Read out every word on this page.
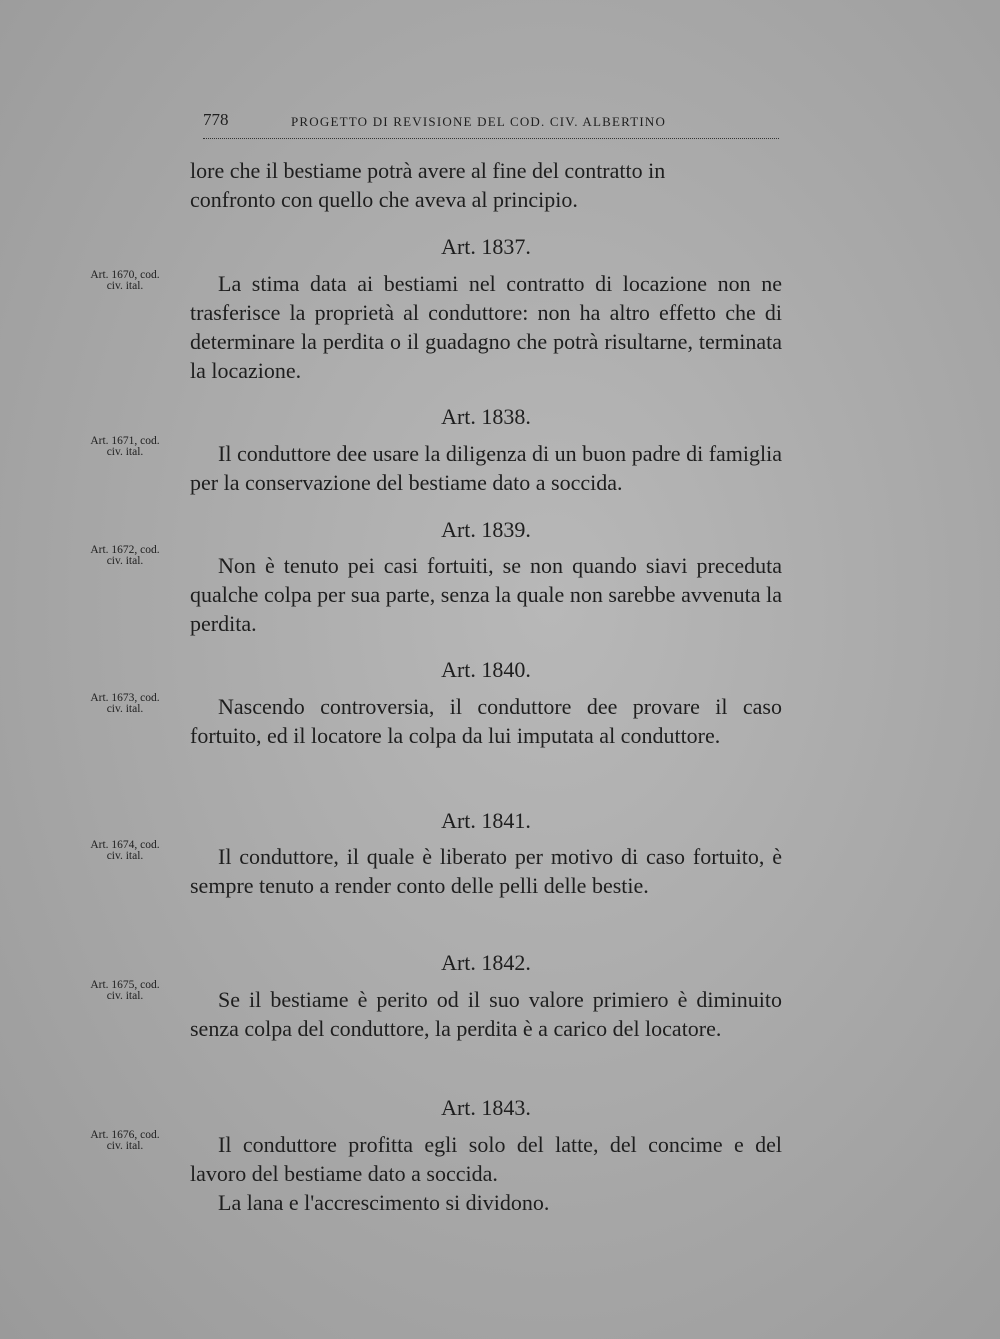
778	PROGETTO DI REVISIONE DEL COD. CIV. ALBERTINO

lore che il bestiame potrà avere al fine del contratto in

confronto con quello che aveva al principio.

Art. 1837.
Art. 1670, cod.
civ. ital.	La stima data ai bestiami nel contratto di locazione non ne trasferisce la proprietà al conduttore: non ha altro effetto che di determinare la perdita o il guadagno che potrà risultarne, terminata la locazione.

Art. 1838.
Art. 1671, cod.
civ. ital.	Il conduttore dee usare la diligenza di un buon padre di famiglia per la conservazione del bestiame dato a soccida.

Art. 1839.
Art. 1672, cod.
civ. ital.	Non è tenuto pei casi fortuiti, se non quando siavi preceduta qualche colpa per sua parte, senza la quale non sarebbe avvenuta la perdita.

Art. 1840.
Art. 1673, cod.
civ. ital.	Nascendo controversia, il conduttore dee provare il caso fortuito, ed il locatore la colpa da lui imputata al conduttore.

Art. 1841.
Art. 1674, cod.
civ. ital.	Il conduttore, il quale è liberato per motivo di caso fortuito, è sempre tenuto a render conto delle pelli delle bestie.

Art. 1842.
Art. 1675, cod.
civ. ital.	Se il bestiame è perito od il suo valore primiero è diminuito senza colpa del conduttore, la perdita è a carico del locatore.

Art. 1843.
Art. 1676, cod.
civ. ital.	Il conduttore profitta egli solo del latte, del concime e del lavoro del bestiame dato a soccida.

La lana e l'accrescimento si dividono.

+++

WHAT NEEDS TO BE DONE:
State how many lines of the entries above include the word "senza", offering no text other than the number.

EXERCISE SOLUTION:
2